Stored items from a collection
━━━

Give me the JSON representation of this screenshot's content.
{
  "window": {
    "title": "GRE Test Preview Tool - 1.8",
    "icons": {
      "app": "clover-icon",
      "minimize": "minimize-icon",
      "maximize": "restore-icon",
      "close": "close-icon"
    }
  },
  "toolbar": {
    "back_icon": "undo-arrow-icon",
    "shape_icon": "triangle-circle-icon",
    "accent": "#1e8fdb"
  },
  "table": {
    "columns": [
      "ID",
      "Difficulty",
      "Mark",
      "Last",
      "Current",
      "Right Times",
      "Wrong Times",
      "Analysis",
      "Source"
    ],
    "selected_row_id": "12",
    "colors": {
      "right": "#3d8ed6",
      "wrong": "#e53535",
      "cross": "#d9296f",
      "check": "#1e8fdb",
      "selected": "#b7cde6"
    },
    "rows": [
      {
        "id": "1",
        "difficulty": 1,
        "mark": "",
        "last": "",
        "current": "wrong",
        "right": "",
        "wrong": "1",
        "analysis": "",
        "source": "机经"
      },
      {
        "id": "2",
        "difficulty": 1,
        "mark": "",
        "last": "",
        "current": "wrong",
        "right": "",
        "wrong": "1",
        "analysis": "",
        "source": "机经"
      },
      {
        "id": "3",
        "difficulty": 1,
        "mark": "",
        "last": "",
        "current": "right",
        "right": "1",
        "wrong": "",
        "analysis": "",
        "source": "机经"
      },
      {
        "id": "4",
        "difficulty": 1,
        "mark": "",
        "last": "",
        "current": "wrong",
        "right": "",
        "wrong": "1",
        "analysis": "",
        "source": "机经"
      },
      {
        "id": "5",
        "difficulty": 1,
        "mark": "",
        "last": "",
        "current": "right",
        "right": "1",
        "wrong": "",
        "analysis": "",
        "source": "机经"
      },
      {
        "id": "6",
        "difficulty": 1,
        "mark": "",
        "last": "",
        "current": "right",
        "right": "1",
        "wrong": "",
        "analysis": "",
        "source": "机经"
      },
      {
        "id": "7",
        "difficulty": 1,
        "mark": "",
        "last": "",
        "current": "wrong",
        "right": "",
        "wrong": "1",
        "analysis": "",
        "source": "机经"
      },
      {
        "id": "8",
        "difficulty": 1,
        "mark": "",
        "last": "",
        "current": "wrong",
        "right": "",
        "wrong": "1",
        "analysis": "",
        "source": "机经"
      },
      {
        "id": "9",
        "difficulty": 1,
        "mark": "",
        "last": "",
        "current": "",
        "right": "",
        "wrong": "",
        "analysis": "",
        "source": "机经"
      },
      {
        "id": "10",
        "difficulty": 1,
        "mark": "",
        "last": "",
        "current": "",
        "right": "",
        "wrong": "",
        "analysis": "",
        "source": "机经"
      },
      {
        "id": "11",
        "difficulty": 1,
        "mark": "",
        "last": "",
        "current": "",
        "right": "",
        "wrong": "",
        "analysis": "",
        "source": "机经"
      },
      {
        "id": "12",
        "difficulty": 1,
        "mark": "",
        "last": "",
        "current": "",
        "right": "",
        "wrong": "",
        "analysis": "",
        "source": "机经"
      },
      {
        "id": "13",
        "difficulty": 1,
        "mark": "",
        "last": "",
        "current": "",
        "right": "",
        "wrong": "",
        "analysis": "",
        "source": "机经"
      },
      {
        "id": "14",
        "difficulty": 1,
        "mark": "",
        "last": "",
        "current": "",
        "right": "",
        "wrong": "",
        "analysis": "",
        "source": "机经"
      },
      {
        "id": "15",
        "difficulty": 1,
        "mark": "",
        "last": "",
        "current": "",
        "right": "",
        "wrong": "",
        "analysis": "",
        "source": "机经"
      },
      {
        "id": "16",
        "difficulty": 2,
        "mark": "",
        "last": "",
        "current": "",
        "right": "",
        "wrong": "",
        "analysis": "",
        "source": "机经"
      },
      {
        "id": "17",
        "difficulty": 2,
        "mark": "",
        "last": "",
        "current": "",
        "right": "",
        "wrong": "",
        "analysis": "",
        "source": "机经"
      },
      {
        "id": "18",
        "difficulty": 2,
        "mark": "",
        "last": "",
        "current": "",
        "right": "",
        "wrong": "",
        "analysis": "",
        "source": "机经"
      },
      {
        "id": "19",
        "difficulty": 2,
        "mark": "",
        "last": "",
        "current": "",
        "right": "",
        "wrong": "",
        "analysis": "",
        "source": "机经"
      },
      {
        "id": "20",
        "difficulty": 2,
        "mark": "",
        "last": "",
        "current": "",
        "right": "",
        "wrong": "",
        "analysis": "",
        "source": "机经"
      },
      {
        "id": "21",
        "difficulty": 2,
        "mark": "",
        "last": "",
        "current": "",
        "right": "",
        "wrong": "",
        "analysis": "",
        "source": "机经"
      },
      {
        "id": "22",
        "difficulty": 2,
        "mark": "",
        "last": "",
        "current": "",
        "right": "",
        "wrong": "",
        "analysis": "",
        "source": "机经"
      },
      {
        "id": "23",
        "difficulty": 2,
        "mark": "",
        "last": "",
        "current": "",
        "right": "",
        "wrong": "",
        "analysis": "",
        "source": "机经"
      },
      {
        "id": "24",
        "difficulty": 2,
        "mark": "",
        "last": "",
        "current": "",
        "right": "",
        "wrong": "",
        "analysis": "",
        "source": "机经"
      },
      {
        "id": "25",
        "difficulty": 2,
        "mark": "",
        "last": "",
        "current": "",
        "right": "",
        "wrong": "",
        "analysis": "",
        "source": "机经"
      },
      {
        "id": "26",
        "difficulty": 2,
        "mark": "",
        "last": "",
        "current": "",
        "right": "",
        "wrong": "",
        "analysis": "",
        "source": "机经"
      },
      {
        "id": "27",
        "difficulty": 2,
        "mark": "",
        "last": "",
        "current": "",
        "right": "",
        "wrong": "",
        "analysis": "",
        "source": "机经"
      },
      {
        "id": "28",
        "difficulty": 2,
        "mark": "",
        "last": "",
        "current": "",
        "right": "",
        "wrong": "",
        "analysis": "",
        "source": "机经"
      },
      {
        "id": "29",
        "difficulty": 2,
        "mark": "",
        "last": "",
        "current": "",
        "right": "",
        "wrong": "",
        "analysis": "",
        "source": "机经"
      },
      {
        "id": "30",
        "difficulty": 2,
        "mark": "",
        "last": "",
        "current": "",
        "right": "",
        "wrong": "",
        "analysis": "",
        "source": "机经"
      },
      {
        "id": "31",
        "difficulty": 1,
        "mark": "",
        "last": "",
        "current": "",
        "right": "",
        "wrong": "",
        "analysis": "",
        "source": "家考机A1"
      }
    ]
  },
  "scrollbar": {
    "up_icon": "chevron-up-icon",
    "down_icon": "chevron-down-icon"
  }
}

━━━

■ Work required ■
Which lines contain "chevron"? Copy each of them out.

■ Problem solution ■
    "up_icon": "chevron-up-icon",
    "down_icon": "chevron-down-icon"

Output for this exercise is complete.